* [TASK DIRECTIONS]:
Output the material beneath this task exactly, images excluded.

* [RECORDS FOR THIS TASK]:
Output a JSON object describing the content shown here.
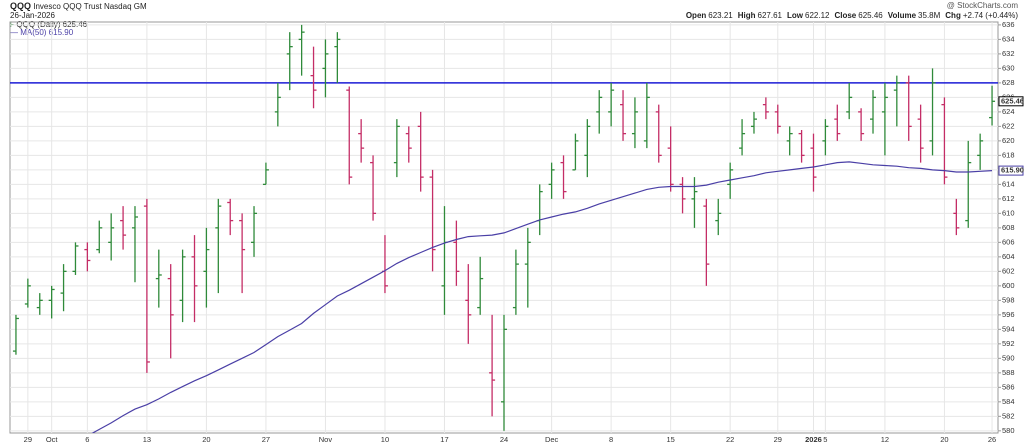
{
  "header": {
    "symbol": "QQQ",
    "name": "Invesco QQQ Trust Nasdaq GM",
    "source": "@ StockCharts.com",
    "date": "26-Jan-2026",
    "stats": [
      {
        "label": "Open",
        "value": "623.21"
      },
      {
        "label": "High",
        "value": "627.61"
      },
      {
        "label": "Low",
        "value": "622.12"
      },
      {
        "label": "Close",
        "value": "625.46"
      },
      {
        "label": "Volume",
        "value": "35.8M"
      },
      {
        "label": "Chg",
        "value": "+2.74 (+0.44%)"
      }
    ]
  },
  "chart_data": {
    "type": "ohlc",
    "categories": [
      null,
      "29",
      null,
      "Oct",
      null,
      null,
      "6",
      null,
      null,
      null,
      null,
      "13",
      null,
      null,
      null,
      null,
      "20",
      null,
      null,
      null,
      null,
      "27",
      null,
      null,
      null,
      null,
      "Nov",
      null,
      null,
      null,
      null,
      "10",
      null,
      null,
      null,
      null,
      "17",
      null,
      null,
      null,
      null,
      "24",
      null,
      null,
      null,
      "Dec",
      null,
      null,
      null,
      null,
      "8",
      null,
      null,
      null,
      null,
      "15",
      null,
      null,
      null,
      null,
      "22",
      null,
      null,
      null,
      "29",
      null,
      null,
      "2026",
      "5",
      null,
      null,
      null,
      null,
      "12",
      null,
      null,
      null,
      null,
      "20",
      null,
      null,
      null,
      "26"
    ],
    "series": [
      {
        "name": "QQQ (Daily) 625.46",
        "up_color": "#2f8a3a",
        "down_color": "#c42d66",
        "open": [
          591,
          597.5,
          597,
          598,
          599,
          602,
          605,
          605,
          606,
          609,
          608,
          611,
          601,
          601,
          598,
          604,
          602,
          608,
          611.5,
          609,
          606,
          614,
          624,
          632,
          634,
          629,
          630,
          633,
          627,
          621,
          617,
          602,
          617,
          621,
          622,
          615,
          600,
          606,
          598,
          597,
          588,
          584,
          597,
          603,
          609,
          614,
          617,
          616,
          618,
          624,
          624,
          625,
          621,
          620,
          624,
          619,
          614,
          612,
          611,
          609,
          614,
          619,
          622,
          625,
          624,
          620,
          621,
          619,
          620,
          623,
          624,
          624,
          623,
          624,
          627,
          628,
          623,
          620,
          625,
          610,
          609,
          618,
          623.21
        ],
        "high": [
          596,
          601,
          599,
          600,
          603,
          606,
          606,
          609,
          610,
          611,
          611,
          612,
          605,
          603,
          605,
          607,
          608,
          612,
          612,
          610,
          611,
          617,
          628,
          635,
          636,
          633,
          634,
          635,
          627.5,
          623,
          618,
          607,
          623,
          622,
          624,
          616,
          611,
          609,
          603,
          604,
          596,
          596,
          605,
          608,
          614,
          617,
          618,
          621,
          623,
          627,
          628,
          627,
          626,
          628,
          625,
          622,
          615,
          615,
          612,
          612,
          617,
          623,
          624,
          626,
          625,
          622,
          621.5,
          621,
          623,
          625,
          628,
          624.5,
          627,
          628,
          629,
          629,
          625,
          630,
          626,
          612,
          620,
          621,
          627.61
        ],
        "low": [
          590.5,
          597,
          596,
          595.5,
          596.5,
          601.5,
          602,
          604.5,
          603.5,
          605,
          600.5,
          588,
          597,
          590,
          595,
          595,
          597,
          599,
          607,
          599,
          604,
          614,
          622,
          627,
          629,
          624.5,
          626,
          628,
          614,
          617,
          609,
          599,
          615,
          617,
          613,
          602,
          596,
          600,
          592,
          596,
          582,
          580,
          596,
          597,
          607,
          612,
          612,
          616,
          615,
          621,
          622,
          620,
          619,
          619,
          617,
          613,
          610,
          608,
          600,
          607,
          612,
          618,
          621,
          623,
          621,
          618,
          617,
          613,
          618,
          620,
          623,
          620,
          621,
          618,
          622,
          620,
          617,
          618,
          614,
          607,
          608,
          616,
          622.12
        ],
        "close": [
          595.5,
          600,
          598,
          599.5,
          602,
          605.5,
          603.5,
          608,
          608,
          607,
          609.5,
          589.5,
          601.5,
          596,
          604,
          600,
          605,
          611,
          609,
          605,
          610,
          616,
          626,
          633,
          635,
          627,
          632,
          634,
          615,
          619,
          610,
          600,
          622,
          619,
          615,
          605,
          606,
          602,
          596,
          601,
          587,
          594,
          603,
          606,
          613,
          616,
          613,
          620,
          622,
          626,
          627,
          621,
          624,
          626,
          618,
          614,
          612,
          613,
          603,
          610,
          616,
          621,
          623,
          624,
          622,
          621,
          618,
          615,
          622,
          621,
          626,
          621,
          626,
          626,
          628,
          622,
          619,
          628,
          615,
          608,
          617,
          620,
          625.46
        ]
      },
      {
        "name": "MA(50) 615.90",
        "type": "line",
        "color": "#4a3fa6",
        "values": [
          null,
          null,
          null,
          null,
          null,
          null,
          579.3,
          580.2,
          581.1,
          582.1,
          583,
          583.6,
          584.4,
          585.3,
          586.1,
          586.9,
          587.6,
          588.4,
          589.2,
          590,
          590.8,
          591.9,
          593,
          593.9,
          594.8,
          596.2,
          597.4,
          598.6,
          599.4,
          600.3,
          601.2,
          602.1,
          603.1,
          603.9,
          604.6,
          605.3,
          605.9,
          606.4,
          606.8,
          606.9,
          607,
          607.3,
          607.9,
          608.5,
          609.1,
          609.5,
          609.9,
          610.2,
          610.7,
          611.3,
          611.8,
          612.3,
          612.8,
          613.3,
          613.6,
          613.7,
          613.7,
          613.7,
          613.9,
          614.3,
          614.6,
          614.9,
          615.2,
          615.6,
          615.8,
          616,
          616.2,
          616.4,
          616.7,
          617,
          617.1,
          616.9,
          616.7,
          616.6,
          616.5,
          616.3,
          616.2,
          616,
          615.9,
          615.7,
          615.7,
          615.8,
          615.9
        ]
      }
    ],
    "reference_line": {
      "value": 628,
      "color": "#1c1cd6"
    },
    "price_tags": [
      {
        "value": 625.46,
        "label": "625.46",
        "color": "#000000"
      },
      {
        "value": 615.9,
        "label": "615.90",
        "color": "#4a3fa6"
      }
    ],
    "ylim": [
      579.7,
      636.4
    ],
    "yticks": [
      580,
      582,
      584,
      586,
      588,
      590,
      592,
      594,
      596,
      598,
      600,
      602,
      604,
      606,
      608,
      610,
      612,
      614,
      616,
      618,
      620,
      622,
      624,
      626,
      628,
      630,
      632,
      634,
      636
    ],
    "grid": true
  }
}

* [EXERCISE RESULT]:
Output a JSON object describing the content shown here.
{
  "header": {
    "symbol": "QQQ",
    "name": "Invesco QQQ Trust Nasdaq GM",
    "source": "@ StockCharts.com",
    "date": "26-Jan-2026",
    "stats": [
      {
        "label": "Open",
        "value": "623.21"
      },
      {
        "label": "High",
        "value": "627.61"
      },
      {
        "label": "Low",
        "value": "622.12"
      },
      {
        "label": "Close",
        "value": "625.46"
      },
      {
        "label": "Volume",
        "value": "35.8M"
      },
      {
        "label": "Chg",
        "value": "+2.74 (+0.44%)"
      }
    ]
  },
  "chart_data": {
    "type": "ohlc",
    "categories": [
      null,
      "29",
      null,
      "Oct",
      null,
      null,
      "6",
      null,
      null,
      null,
      null,
      "13",
      null,
      null,
      null,
      null,
      "20",
      null,
      null,
      null,
      null,
      "27",
      null,
      null,
      null,
      null,
      "Nov",
      null,
      null,
      null,
      null,
      "10",
      null,
      null,
      null,
      null,
      "17",
      null,
      null,
      null,
      null,
      "24",
      null,
      null,
      null,
      "Dec",
      null,
      null,
      null,
      null,
      "8",
      null,
      null,
      null,
      null,
      "15",
      null,
      null,
      null,
      null,
      "22",
      null,
      null,
      null,
      "29",
      null,
      null,
      "2026",
      "5",
      null,
      null,
      null,
      null,
      "12",
      null,
      null,
      null,
      null,
      "20",
      null,
      null,
      null,
      "26"
    ],
    "series": [
      {
        "name": "QQQ (Daily) 625.46",
        "up_color": "#2f8a3a",
        "down_color": "#c42d66",
        "open": [
          591,
          597.5,
          597,
          598,
          599,
          602,
          605,
          605,
          606,
          609,
          608,
          611,
          601,
          601,
          598,
          604,
          602,
          608,
          611.5,
          609,
          606,
          614,
          624,
          632,
          634,
          629,
          630,
          633,
          627,
          621,
          617,
          602,
          617,
          621,
          622,
          615,
          600,
          606,
          598,
          597,
          588,
          584,
          597,
          603,
          609,
          614,
          617,
          616,
          618,
          624,
          624,
          625,
          621,
          620,
          624,
          619,
          614,
          612,
          611,
          609,
          614,
          619,
          622,
          625,
          624,
          620,
          621,
          619,
          620,
          623,
          624,
          624,
          623,
          624,
          627,
          628,
          623,
          620,
          625,
          610,
          609,
          618,
          623.21
        ],
        "high": [
          596,
          601,
          599,
          600,
          603,
          606,
          606,
          609,
          610,
          611,
          611,
          612,
          605,
          603,
          605,
          607,
          608,
          612,
          612,
          610,
          611,
          617,
          628,
          635,
          636,
          633,
          634,
          635,
          627.5,
          623,
          618,
          607,
          623,
          622,
          624,
          616,
          611,
          609,
          603,
          604,
          596,
          596,
          605,
          608,
          614,
          617,
          618,
          621,
          623,
          627,
          628,
          627,
          626,
          628,
          625,
          622,
          615,
          615,
          612,
          612,
          617,
          623,
          624,
          626,
          625,
          622,
          621.5,
          621,
          623,
          625,
          628,
          624.5,
          627,
          628,
          629,
          629,
          625,
          630,
          626,
          612,
          620,
          621,
          627.61
        ],
        "low": [
          590.5,
          597,
          596,
          595.5,
          596.5,
          601.5,
          602,
          604.5,
          603.5,
          605,
          600.5,
          588,
          597,
          590,
          595,
          595,
          597,
          599,
          607,
          599,
          604,
          614,
          622,
          627,
          629,
          624.5,
          626,
          628,
          614,
          617,
          609,
          599,
          615,
          617,
          613,
          602,
          596,
          600,
          592,
          596,
          582,
          580,
          596,
          597,
          607,
          612,
          612,
          616,
          615,
          621,
          622,
          620,
          619,
          619,
          617,
          613,
          610,
          608,
          600,
          607,
          612,
          618,
          621,
          623,
          621,
          618,
          617,
          613,
          618,
          620,
          623,
          620,
          621,
          618,
          622,
          620,
          617,
          618,
          614,
          607,
          608,
          616,
          622.12
        ],
        "close": [
          595.5,
          600,
          598,
          599.5,
          602,
          605.5,
          603.5,
          608,
          608,
          607,
          609.5,
          589.5,
          601.5,
          596,
          604,
          600,
          605,
          611,
          609,
          605,
          610,
          616,
          626,
          633,
          635,
          627,
          632,
          634,
          615,
          619,
          610,
          600,
          622,
          619,
          615,
          605,
          606,
          602,
          596,
          601,
          587,
          594,
          603,
          606,
          613,
          616,
          613,
          620,
          622,
          626,
          627,
          621,
          624,
          626,
          618,
          614,
          612,
          613,
          603,
          610,
          616,
          621,
          623,
          624,
          622,
          621,
          618,
          615,
          622,
          621,
          626,
          621,
          626,
          626,
          628,
          622,
          619,
          628,
          615,
          608,
          617,
          620,
          625.46
        ]
      },
      {
        "name": "MA(50) 615.90",
        "type": "line",
        "color": "#4a3fa6",
        "values": [
          null,
          null,
          null,
          null,
          null,
          null,
          579.3,
          580.2,
          581.1,
          582.1,
          583,
          583.6,
          584.4,
          585.3,
          586.1,
          586.9,
          587.6,
          588.4,
          589.2,
          590,
          590.8,
          591.9,
          593,
          593.9,
          594.8,
          596.2,
          597.4,
          598.6,
          599.4,
          600.3,
          601.2,
          602.1,
          603.1,
          603.9,
          604.6,
          605.3,
          605.9,
          606.4,
          606.8,
          606.9,
          607,
          607.3,
          607.9,
          608.5,
          609.1,
          609.5,
          609.9,
          610.2,
          610.7,
          611.3,
          611.8,
          612.3,
          612.8,
          613.3,
          613.6,
          613.7,
          613.7,
          613.7,
          613.9,
          614.3,
          614.6,
          614.9,
          615.2,
          615.6,
          615.8,
          616,
          616.2,
          616.4,
          616.7,
          617,
          617.1,
          616.9,
          616.7,
          616.6,
          616.5,
          616.3,
          616.2,
          616,
          615.9,
          615.7,
          615.7,
          615.8,
          615.9
        ]
      }
    ],
    "reference_line": {
      "value": 628,
      "color": "#1c1cd6"
    },
    "price_tags": [
      {
        "value": 625.46,
        "label": "625.46",
        "color": "#000000"
      },
      {
        "value": 615.9,
        "label": "615.90",
        "color": "#4a3fa6"
      }
    ],
    "ylim": [
      579.7,
      636.4
    ],
    "yticks": [
      580,
      582,
      584,
      586,
      588,
      590,
      592,
      594,
      596,
      598,
      600,
      602,
      604,
      606,
      608,
      610,
      612,
      614,
      616,
      618,
      620,
      622,
      624,
      626,
      628,
      630,
      632,
      634,
      636
    ],
    "grid": true
  }
}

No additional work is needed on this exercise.